Required work:
Select and copy out every line in the records containing "gerakan".

BEGIN Input material

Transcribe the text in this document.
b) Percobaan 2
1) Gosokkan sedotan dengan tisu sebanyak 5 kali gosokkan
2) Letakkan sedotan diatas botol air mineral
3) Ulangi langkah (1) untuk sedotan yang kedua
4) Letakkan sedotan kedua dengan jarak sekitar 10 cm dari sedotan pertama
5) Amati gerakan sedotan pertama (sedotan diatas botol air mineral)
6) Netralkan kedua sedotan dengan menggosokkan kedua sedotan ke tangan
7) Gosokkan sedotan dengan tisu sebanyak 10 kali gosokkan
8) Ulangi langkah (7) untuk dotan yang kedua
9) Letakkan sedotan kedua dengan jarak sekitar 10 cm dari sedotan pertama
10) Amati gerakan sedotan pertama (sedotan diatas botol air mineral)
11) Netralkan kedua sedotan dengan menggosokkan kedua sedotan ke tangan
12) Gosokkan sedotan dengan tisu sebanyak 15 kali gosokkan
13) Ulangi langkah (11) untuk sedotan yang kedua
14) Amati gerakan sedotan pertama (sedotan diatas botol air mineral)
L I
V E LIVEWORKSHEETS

END Input material
BEGIN Input material

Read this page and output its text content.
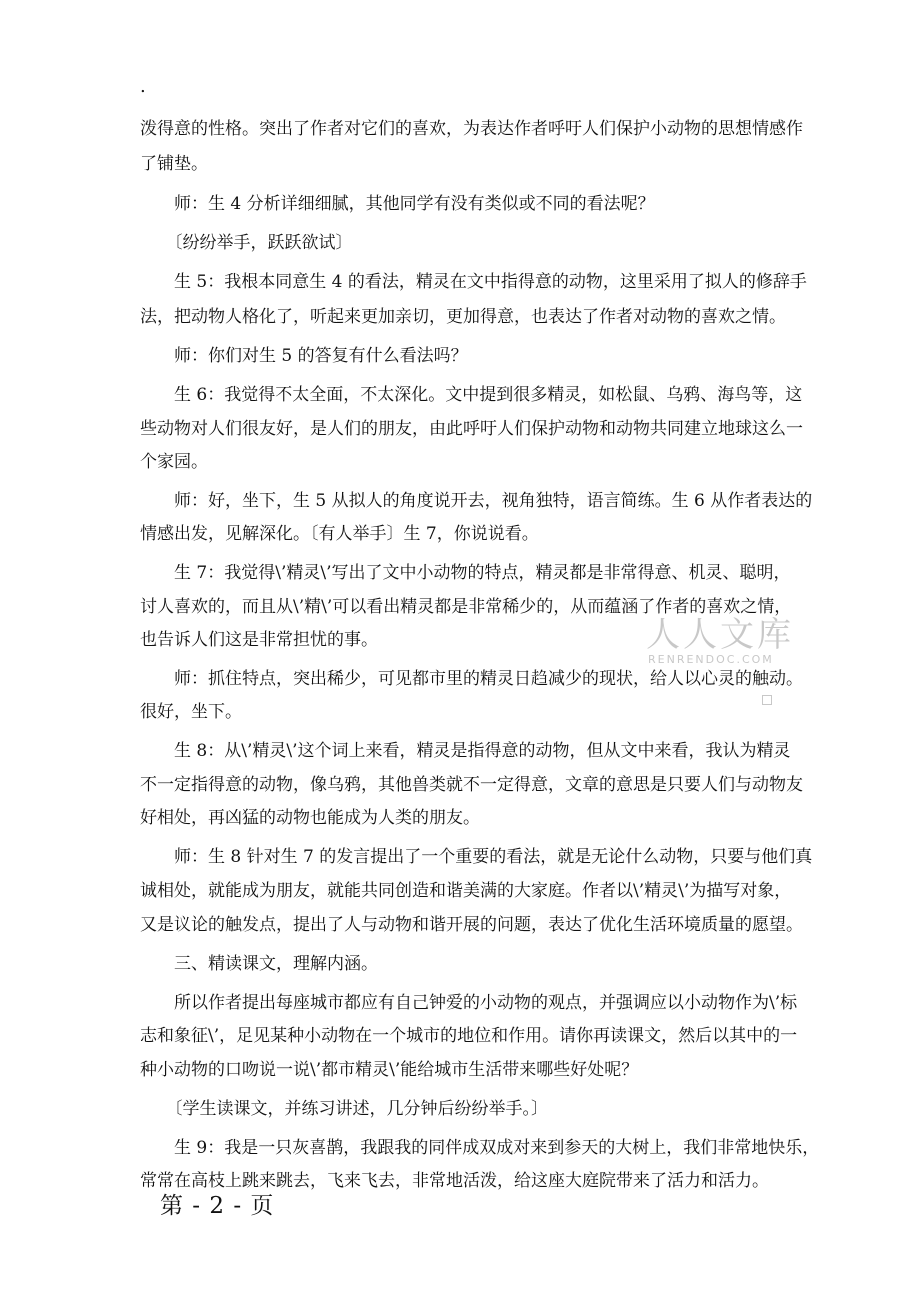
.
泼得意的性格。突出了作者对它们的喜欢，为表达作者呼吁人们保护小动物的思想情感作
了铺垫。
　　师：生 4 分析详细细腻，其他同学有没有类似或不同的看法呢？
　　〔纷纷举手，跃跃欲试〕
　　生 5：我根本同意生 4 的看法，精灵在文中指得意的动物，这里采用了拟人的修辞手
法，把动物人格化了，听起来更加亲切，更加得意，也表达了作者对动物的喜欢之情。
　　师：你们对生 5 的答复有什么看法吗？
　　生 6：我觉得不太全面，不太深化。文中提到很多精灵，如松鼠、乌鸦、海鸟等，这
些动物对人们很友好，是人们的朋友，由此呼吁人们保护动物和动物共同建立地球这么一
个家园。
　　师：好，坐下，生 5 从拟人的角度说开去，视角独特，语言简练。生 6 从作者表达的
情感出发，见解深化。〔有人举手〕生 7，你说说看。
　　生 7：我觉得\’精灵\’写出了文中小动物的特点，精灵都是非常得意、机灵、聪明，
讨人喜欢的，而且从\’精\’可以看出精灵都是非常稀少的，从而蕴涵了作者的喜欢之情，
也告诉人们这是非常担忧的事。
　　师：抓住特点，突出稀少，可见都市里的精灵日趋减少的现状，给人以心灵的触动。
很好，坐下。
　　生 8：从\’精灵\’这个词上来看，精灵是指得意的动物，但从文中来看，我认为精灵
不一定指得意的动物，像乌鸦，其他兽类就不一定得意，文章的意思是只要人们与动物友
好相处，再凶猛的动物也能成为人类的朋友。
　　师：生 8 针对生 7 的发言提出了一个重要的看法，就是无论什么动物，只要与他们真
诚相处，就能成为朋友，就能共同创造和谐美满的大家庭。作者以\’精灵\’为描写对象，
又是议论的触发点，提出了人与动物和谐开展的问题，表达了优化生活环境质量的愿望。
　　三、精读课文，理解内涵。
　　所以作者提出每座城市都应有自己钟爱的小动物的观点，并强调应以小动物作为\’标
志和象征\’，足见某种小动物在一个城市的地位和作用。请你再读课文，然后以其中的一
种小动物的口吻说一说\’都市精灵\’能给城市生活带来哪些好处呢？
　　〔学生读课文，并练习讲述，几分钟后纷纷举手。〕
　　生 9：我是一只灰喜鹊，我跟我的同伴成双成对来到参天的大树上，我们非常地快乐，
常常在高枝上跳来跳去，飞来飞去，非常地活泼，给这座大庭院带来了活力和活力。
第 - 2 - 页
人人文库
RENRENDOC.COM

END Input material

Solved problem:
5) Amati gerakan sedotan pertama (sedotan diatas botol air mineral)
10) Amati gerakan sedotan pertama (sedotan diatas botol air mineral)
14) Amati gerakan sedotan pertama (sedotan diatas botol air mineral)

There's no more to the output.